### [Exercise details]
Of the lines in the listing below, how many hold "дает"? Answer with the number only.

══ Available records ══

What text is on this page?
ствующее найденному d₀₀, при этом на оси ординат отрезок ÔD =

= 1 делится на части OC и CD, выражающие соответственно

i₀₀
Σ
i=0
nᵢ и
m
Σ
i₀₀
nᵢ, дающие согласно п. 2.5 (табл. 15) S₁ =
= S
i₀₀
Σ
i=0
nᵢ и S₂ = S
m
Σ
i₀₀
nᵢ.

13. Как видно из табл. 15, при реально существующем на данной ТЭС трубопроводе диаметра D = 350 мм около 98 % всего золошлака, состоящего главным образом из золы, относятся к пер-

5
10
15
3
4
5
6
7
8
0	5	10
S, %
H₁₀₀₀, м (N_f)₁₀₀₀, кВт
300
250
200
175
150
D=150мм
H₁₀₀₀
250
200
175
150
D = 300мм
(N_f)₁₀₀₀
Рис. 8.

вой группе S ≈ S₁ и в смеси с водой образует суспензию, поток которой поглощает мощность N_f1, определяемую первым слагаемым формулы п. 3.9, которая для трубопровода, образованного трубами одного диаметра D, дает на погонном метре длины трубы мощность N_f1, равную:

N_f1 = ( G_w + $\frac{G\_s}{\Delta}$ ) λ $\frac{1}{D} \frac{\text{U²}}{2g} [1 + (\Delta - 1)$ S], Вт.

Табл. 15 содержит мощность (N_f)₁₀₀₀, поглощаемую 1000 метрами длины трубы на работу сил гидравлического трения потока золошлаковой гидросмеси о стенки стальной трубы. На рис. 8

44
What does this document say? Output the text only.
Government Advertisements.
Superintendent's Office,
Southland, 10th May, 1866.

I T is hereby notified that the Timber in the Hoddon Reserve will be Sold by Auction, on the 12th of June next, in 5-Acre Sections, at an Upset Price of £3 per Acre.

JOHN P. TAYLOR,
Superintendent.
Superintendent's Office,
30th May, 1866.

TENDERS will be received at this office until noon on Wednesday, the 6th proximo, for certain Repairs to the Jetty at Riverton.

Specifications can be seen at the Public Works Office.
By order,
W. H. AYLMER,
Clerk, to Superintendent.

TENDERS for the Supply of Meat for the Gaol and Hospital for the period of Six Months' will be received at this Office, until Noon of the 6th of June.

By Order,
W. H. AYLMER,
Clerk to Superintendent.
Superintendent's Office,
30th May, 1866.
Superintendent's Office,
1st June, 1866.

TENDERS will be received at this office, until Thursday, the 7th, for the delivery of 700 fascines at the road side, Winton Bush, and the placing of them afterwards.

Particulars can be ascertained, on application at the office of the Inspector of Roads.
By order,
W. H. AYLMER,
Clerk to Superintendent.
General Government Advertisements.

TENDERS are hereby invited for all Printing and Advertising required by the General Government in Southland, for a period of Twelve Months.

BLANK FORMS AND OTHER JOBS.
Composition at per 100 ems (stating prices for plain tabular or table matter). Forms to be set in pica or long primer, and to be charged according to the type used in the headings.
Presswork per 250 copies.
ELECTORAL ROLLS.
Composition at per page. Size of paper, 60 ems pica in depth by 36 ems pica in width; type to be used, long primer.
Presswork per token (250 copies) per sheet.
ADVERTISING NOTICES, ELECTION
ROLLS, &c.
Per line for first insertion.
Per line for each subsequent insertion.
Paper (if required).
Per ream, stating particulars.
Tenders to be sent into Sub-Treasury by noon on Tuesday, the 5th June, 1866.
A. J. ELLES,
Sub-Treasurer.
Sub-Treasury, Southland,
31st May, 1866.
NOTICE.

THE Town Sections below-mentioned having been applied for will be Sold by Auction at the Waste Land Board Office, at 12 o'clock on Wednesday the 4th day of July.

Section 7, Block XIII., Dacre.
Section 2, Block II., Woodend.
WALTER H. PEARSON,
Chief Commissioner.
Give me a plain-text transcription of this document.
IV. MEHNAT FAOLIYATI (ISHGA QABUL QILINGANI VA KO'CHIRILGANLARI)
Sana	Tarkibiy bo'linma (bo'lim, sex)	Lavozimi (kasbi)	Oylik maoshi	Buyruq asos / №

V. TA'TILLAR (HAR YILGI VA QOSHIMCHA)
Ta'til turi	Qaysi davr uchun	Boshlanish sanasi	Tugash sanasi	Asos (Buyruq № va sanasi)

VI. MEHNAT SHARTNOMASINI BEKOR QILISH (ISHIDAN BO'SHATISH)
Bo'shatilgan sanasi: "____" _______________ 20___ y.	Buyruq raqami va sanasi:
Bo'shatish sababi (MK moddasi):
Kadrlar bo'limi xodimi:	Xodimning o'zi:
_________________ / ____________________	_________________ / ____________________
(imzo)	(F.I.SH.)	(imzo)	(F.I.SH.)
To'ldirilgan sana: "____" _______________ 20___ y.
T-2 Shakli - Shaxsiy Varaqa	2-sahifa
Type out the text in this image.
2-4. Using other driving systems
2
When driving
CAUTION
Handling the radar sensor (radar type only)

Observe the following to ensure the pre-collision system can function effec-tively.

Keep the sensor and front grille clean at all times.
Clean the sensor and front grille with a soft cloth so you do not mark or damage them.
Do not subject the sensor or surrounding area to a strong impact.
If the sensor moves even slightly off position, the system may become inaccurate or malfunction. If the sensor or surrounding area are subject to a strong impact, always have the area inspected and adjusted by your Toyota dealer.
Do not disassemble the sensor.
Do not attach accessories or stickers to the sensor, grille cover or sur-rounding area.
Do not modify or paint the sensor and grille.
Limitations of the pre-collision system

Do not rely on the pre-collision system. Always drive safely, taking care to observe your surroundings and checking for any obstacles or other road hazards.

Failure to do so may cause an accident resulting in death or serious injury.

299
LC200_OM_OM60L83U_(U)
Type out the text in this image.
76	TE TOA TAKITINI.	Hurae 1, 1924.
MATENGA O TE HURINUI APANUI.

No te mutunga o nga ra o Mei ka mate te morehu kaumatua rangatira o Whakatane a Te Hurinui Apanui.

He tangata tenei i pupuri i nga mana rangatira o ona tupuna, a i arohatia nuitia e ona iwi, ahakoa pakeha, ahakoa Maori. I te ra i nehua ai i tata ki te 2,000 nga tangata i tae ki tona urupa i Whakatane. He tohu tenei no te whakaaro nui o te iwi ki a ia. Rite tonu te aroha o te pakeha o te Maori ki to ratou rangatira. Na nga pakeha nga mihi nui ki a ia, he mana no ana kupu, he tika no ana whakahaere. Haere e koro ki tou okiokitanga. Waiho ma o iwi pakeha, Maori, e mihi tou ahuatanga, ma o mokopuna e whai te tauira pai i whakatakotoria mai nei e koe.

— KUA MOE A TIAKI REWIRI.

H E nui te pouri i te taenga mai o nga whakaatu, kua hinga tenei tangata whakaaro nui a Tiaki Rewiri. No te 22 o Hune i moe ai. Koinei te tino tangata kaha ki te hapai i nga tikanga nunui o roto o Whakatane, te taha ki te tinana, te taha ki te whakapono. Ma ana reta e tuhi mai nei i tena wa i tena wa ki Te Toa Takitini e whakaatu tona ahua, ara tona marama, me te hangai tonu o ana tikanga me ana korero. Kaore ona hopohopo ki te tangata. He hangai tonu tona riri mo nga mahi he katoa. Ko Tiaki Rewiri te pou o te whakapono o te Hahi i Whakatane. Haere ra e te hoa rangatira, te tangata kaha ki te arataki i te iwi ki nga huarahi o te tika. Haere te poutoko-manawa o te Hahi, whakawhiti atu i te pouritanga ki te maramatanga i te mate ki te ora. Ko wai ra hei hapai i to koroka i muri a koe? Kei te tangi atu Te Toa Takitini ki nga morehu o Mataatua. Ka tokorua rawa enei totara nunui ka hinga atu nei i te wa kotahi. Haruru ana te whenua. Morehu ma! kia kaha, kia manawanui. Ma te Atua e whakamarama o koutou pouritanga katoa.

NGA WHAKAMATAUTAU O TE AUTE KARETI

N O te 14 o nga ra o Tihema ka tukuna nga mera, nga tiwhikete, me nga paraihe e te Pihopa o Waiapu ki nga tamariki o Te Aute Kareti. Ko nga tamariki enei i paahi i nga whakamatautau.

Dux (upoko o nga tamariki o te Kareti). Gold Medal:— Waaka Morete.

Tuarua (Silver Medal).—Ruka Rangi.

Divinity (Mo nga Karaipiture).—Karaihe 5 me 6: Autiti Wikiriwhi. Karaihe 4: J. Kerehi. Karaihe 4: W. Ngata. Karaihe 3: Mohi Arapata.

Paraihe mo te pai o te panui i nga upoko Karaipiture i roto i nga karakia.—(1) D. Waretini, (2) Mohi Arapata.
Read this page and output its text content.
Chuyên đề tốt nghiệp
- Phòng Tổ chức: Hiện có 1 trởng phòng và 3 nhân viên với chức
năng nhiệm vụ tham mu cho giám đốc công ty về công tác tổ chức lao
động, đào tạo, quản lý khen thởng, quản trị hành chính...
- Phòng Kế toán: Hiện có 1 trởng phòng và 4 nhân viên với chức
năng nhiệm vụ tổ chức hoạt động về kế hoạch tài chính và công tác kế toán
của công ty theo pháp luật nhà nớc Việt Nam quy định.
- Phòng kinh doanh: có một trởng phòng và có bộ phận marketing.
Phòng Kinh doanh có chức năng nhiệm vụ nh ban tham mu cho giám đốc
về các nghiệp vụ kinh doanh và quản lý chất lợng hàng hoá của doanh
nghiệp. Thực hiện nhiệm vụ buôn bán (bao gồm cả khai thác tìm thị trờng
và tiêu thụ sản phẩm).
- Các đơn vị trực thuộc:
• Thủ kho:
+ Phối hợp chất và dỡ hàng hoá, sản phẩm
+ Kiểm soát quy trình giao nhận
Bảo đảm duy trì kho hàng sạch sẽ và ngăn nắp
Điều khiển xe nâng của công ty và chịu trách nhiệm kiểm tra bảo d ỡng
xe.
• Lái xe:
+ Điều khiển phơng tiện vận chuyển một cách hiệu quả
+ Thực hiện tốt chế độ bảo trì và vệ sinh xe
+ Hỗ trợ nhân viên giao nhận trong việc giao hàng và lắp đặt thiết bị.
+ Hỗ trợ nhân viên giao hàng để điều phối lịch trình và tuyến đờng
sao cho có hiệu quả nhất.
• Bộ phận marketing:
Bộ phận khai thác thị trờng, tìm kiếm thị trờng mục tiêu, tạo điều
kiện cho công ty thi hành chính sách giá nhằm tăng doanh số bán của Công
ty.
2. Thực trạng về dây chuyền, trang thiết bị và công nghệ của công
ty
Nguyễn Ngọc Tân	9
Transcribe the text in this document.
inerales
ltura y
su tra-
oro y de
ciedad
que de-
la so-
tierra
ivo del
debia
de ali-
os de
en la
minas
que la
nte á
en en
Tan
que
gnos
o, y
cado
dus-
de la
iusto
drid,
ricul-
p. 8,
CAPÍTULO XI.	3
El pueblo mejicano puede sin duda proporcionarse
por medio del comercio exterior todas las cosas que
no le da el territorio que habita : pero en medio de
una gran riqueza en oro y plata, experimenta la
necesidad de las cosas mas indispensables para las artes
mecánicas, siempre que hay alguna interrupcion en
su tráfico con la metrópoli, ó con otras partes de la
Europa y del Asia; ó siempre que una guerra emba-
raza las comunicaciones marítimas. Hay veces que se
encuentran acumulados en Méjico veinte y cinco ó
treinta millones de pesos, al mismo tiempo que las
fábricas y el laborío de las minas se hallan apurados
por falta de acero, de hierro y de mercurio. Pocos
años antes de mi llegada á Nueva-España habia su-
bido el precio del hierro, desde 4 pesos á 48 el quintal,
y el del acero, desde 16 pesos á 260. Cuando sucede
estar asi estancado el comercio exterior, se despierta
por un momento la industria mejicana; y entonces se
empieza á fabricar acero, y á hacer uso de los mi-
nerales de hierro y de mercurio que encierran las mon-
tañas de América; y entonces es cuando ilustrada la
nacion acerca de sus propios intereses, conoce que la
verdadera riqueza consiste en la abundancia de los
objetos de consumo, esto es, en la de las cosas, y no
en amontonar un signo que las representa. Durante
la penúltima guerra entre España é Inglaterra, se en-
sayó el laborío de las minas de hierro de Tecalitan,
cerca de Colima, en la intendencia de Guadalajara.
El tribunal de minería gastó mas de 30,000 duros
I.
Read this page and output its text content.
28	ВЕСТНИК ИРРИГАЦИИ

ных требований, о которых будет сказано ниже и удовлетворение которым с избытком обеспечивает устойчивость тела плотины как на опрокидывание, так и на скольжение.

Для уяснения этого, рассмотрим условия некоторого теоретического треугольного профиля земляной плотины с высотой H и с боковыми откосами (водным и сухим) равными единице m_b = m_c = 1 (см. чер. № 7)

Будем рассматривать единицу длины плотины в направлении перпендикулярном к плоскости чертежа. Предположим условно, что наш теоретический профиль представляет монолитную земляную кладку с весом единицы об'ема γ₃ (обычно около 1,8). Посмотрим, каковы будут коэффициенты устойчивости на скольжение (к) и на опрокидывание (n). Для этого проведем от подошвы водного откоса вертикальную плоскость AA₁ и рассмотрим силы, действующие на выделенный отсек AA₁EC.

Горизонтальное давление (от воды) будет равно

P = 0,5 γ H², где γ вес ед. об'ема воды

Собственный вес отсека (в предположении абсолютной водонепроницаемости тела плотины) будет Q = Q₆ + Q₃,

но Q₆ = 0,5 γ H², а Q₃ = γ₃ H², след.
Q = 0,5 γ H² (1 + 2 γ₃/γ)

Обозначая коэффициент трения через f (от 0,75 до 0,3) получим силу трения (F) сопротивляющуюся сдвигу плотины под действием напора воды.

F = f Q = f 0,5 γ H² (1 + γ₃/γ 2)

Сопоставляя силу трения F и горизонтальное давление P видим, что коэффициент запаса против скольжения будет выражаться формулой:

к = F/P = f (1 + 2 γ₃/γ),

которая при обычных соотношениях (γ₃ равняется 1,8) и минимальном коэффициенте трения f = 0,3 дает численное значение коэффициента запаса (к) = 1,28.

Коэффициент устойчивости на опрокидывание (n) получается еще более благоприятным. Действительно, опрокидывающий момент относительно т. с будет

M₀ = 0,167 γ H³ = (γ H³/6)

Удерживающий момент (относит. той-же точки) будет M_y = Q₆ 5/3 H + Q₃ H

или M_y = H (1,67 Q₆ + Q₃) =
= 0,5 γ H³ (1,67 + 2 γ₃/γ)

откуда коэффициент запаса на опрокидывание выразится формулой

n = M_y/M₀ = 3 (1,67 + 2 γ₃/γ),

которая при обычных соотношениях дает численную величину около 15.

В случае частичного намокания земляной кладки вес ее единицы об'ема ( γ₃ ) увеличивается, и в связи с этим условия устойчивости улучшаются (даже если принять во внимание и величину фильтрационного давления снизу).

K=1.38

═══

### [Full response]
3